Would you set down every entry shown below, precisely as written?

┄┄┄┄┄┄┄┄┄┄┄┄┄┄┄┄┄┄┄┄

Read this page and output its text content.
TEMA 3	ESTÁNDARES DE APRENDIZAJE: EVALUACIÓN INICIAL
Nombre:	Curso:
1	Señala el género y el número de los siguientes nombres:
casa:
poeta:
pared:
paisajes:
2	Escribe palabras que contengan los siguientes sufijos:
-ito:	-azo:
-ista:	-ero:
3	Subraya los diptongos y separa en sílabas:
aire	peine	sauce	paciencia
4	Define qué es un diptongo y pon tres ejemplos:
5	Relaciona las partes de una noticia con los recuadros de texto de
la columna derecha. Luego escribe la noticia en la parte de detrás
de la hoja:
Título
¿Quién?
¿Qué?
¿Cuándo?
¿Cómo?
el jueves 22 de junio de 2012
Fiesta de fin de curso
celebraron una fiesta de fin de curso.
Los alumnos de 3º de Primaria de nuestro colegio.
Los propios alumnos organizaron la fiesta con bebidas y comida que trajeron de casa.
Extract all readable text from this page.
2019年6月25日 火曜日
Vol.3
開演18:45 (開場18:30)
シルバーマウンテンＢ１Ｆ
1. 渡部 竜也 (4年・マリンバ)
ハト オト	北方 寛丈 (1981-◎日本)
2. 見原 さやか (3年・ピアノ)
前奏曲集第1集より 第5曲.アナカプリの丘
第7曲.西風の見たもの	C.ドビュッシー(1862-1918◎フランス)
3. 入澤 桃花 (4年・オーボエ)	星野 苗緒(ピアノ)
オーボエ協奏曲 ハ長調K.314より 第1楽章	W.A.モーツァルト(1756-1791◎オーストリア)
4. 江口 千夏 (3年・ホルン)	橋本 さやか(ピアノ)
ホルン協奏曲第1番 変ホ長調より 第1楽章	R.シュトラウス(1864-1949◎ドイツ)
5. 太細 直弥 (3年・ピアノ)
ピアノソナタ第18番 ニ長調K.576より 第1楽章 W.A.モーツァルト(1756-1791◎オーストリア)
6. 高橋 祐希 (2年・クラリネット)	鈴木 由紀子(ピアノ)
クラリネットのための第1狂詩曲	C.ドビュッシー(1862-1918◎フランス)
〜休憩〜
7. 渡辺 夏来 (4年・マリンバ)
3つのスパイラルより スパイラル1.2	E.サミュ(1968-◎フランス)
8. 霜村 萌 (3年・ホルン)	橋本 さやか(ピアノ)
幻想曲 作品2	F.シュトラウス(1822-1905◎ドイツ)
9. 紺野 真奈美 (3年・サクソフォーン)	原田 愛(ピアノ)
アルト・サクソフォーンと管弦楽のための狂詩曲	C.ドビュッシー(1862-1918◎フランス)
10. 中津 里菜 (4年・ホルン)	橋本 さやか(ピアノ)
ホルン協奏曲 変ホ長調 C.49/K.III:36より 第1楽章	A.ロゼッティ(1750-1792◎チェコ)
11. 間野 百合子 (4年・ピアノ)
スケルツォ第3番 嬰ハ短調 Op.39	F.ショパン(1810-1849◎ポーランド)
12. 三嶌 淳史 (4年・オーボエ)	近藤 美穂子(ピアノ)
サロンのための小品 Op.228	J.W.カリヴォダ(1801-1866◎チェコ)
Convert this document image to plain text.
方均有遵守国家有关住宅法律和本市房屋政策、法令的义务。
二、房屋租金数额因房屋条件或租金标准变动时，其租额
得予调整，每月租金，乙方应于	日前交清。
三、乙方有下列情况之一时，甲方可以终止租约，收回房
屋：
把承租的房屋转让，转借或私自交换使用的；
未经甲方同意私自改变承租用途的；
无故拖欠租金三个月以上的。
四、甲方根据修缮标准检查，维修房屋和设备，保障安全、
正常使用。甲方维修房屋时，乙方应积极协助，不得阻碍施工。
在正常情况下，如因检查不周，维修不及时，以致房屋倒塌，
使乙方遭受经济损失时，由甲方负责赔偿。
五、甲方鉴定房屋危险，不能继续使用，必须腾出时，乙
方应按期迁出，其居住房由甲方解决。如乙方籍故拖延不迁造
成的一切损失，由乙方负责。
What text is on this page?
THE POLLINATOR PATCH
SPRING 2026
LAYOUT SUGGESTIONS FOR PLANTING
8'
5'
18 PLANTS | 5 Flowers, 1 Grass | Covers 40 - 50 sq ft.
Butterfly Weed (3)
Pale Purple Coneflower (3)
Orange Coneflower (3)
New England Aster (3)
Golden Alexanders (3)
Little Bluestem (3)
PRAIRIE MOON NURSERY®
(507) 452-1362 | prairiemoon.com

┄┄┄┄┄┄┄┄┄┄┄┄┄┄┄┄┄┄┄┄

== The result ==
Read this page and output its text content.
TEMA 3	ESTÁNDARES DE APRENDIZAJE: EVALUACIÓN INICIAL
Nombre:	Curso:
1	Señala el género y el número de los siguientes nombres:
casa:
poeta:
pared:
paisajes:
2	Escribe palabras que contengan los siguientes sufijos:
-ito:	-azo:
-ista:	-ero:
3	Subraya los diptongos y separa en sílabas:
aire	peine	sauce	paciencia
4	Define qué es un diptongo y pon tres ejemplos:
5	Relaciona las partes de una noticia con los recuadros de texto de
la columna derecha. Luego escribe la noticia en la parte de detrás
de la hoja:
Título
¿Quién?
¿Qué?
¿Cuándo?
¿Cómo?
el jueves 22 de junio de 2012
Fiesta de fin de curso
celebraron una fiesta de fin de curso.
Los alumnos de 3º de Primaria de nuestro colegio.
Los propios alumnos organizaron la fiesta con bebidas y comida que trajeron de casa.
Extract all readable text from this page.
2019年6月25日 火曜日
Vol.3
開演18:45 (開場18:30)
シルバーマウンテンＢ１Ｆ
1. 渡部 竜也 (4年・マリンバ)
ハト オト	北方 寛丈 (1981-◎日本)
2. 見原 さやか (3年・ピアノ)
前奏曲集第1集より 第5曲.アナカプリの丘
第7曲.西風の見たもの	C.ドビュッシー(1862-1918◎フランス)
3. 入澤 桃花 (4年・オーボエ)	星野 苗緒(ピアノ)
オーボエ協奏曲 ハ長調K.314より 第1楽章	W.A.モーツァルト(1756-1791◎オーストリア)
4. 江口 千夏 (3年・ホルン)	橋本 さやか(ピアノ)
ホルン協奏曲第1番 変ホ長調より 第1楽章	R.シュトラウス(1864-1949◎ドイツ)
5. 太細 直弥 (3年・ピアノ)
ピアノソナタ第18番 ニ長調K.576より 第1楽章 W.A.モーツァルト(1756-1791◎オーストリア)
6. 高橋 祐希 (2年・クラリネット)	鈴木 由紀子(ピアノ)
クラリネットのための第1狂詩曲	C.ドビュッシー(1862-1918◎フランス)
〜休憩〜
7. 渡辺 夏来 (4年・マリンバ)
3つのスパイラルより スパイラル1.2	E.サミュ(1968-◎フランス)
8. 霜村 萌 (3年・ホルン)	橋本 さやか(ピアノ)
幻想曲 作品2	F.シュトラウス(1822-1905◎ドイツ)
9. 紺野 真奈美 (3年・サクソフォーン)	原田 愛(ピアノ)
アルト・サクソフォーンと管弦楽のための狂詩曲	C.ドビュッシー(1862-1918◎フランス)
10. 中津 里菜 (4年・ホルン)	橋本 さやか(ピアノ)
ホルン協奏曲 変ホ長調 C.49/K.III:36より 第1楽章	A.ロゼッティ(1750-1792◎チェコ)
11. 間野 百合子 (4年・ピアノ)
スケルツォ第3番 嬰ハ短調 Op.39	F.ショパン(1810-1849◎ポーランド)
12. 三嶌 淳史 (4年・オーボエ)	近藤 美穂子(ピアノ)
サロンのための小品 Op.228	J.W.カリヴォダ(1801-1866◎チェコ)
Convert this document image to plain text.
方均有遵守国家有关住宅法律和本市房屋政策、法令的义务。
二、房屋租金数额因房屋条件或租金标准变动时，其租额
得予调整，每月租金，乙方应于	日前交清。
三、乙方有下列情况之一时，甲方可以终止租约，收回房
屋：
把承租的房屋转让，转借或私自交换使用的；
未经甲方同意私自改变承租用途的；
无故拖欠租金三个月以上的。
四、甲方根据修缮标准检查，维修房屋和设备，保障安全、
正常使用。甲方维修房屋时，乙方应积极协助，不得阻碍施工。
在正常情况下，如因检查不周，维修不及时，以致房屋倒塌，
使乙方遭受经济损失时，由甲方负责赔偿。
五、甲方鉴定房屋危险，不能继续使用，必须腾出时，乙
方应按期迁出，其居住房由甲方解决。如乙方籍故拖延不迁造
成的一切损失，由乙方负责。
What text is on this page?
THE POLLINATOR PATCH
SPRING 2026
LAYOUT SUGGESTIONS FOR PLANTING
8'
5'
18 PLANTS | 5 Flowers, 1 Grass | Covers 40 - 50 sq ft.
Butterfly Weed (3)
Pale Purple Coneflower (3)
Orange Coneflower (3)
New England Aster (3)
Golden Alexanders (3)
Little Bluestem (3)
PRAIRIE MOON NURSERY®
(507) 452-1362 | prairiemoon.com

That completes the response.